Texte proposé:
══════
A l'école du chien Fellow

A La Désirade, ce samedi 24 septembre. - Que pense le chien Fellow du Grand Djihad ? Estime-t-il que cette conjecture de Maurice G. Dantec, dans Cosmos incorporated, ait plus de consistance que celle des hordes chinoises déboulant sur les collines de Meudon telle que la prophétisait Céline ? Je me le demande, en cette matinée radieuse de votations démocratiques sur la libre circulation des personnes, comme je me l’étais demandé déjà en lisant Forteresse de Georges Panchard, où il était déjà question de la dévastation de l’Europe par une nouvelle croisade islamiste. Tout cela, cher Fellow, ne relève-t-il pas du fantasme délirant ?
Le premier enseignement du chien Fellow, au lendemain de son entrée dans notre maison, a été de me rappeler la force de la douceur, retenant la main qui frappe. Nous étions en balade dans les bois, je l’avais rappelé trois fois, il n’avait pas obéi, gamin qu’il était encore, donc je le frappai de ma canne ferrée lorsqu’il revint penaud, et alors il me fit cet œil noir: on ne frappe pas le chien Fellow, disait cet œil. Sur quoi l’animal se ferma à toute négociation jusqu’au coucher, me réservant visiblement un chien de sa chienne. Le lendemain matin, aux aubes, une merde m’attendait au milieu de mon atelier, et Fellow assis sur ses pattes me toisait avec ce message triomphal dans son regard de scottish ressentimental : « Je t’emmerde ». C’était l’époque de la fin de la guerre balkanique, après les tueries de Bosnie et avant celles du Kosovo. Mes amis serbes me taxaient de fiote angélique, et moi je les emmerdais, prêt en somme à m’entendre avec Fellow. Mais que pense donc Fellow du Grand Djihad ?
A l’instant Fellow reluque la mésange Zoé qui lui picore ses croûtons, tandis que je lis Du Jihad à la Fitna de Gilles Kepel, dont notre fille, étudiante en littératures espagnole et arabe, revenue de Damas ces derniers jours, m’a déchiffré l’inscription de couverture : « Il n’y a Dieu que Dieu, Mohammed est son prophète ».
Aux dernières nouvelles, notre enfant semble moins que jamais sur la voie de porter le voile, mais c’est en somme à l’école de Fellow qu’elle a appris elle aussi la force de la douceur: connaître pour mieux comprendre. Or que dit Gilles Kepel ?
══════
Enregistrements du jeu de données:
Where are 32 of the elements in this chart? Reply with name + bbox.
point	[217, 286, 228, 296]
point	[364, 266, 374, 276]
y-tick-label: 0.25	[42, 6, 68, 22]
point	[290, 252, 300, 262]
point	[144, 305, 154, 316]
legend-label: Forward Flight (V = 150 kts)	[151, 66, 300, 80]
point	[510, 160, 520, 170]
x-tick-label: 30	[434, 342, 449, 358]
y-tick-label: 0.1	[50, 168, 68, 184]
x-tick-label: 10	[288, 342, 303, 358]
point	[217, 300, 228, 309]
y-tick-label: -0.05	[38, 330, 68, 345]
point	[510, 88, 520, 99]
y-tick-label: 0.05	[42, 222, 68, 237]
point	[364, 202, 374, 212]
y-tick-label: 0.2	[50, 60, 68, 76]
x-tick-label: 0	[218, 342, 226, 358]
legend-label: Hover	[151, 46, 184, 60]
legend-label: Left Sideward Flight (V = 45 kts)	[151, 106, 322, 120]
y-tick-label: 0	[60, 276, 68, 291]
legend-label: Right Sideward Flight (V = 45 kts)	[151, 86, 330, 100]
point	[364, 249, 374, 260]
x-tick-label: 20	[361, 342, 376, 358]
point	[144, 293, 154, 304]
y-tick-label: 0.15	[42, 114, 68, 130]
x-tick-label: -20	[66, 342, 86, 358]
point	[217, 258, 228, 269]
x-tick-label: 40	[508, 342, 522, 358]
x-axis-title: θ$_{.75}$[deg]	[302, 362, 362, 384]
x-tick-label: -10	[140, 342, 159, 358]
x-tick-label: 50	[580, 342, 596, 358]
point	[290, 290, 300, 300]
══════
Consignes:
**a)** Selon le texte sur le chien Fellow, de quelle ville la fille est-elle revenue ces derniers jours ?
**b)** Reprenez le texte sur le chien Fellow à la suite de sa dernière phrase.

Réponses de l'exercice:
**a)** De Damas.

**b)**
Qu’il y a Jihad et Jihad. Que l'étymologie arabe du terme signifie effort, et d’abord dans la réalisation de la perfection individuelle. La dimension positive du jihad réside ainsi en cela qu’il « permet de se dépasser en tendant vers le Bien ». Comme on le sait cependant, cet effort implique aussi visée sociale, étatique, militaire et guerrière « pour étendre l’emprise de l’islam ». Or cette expansion est marquée dès l'origine par un conflit interne, désigné par le terme de fitna, ou discorde, désignant plus précisément la guerre à l’intérieur de l’islam dès le schisme entre sunnites et chiites. Rappelant les composantes spécifiques de l’expansion de l’islam, Gille Kepel en illustre à la fois la dynamique, soumise à l’autorité des oulémas, et - fait nouveau et déterminant selon lui -, la transformation récente de cette instance de contrôle et de décision.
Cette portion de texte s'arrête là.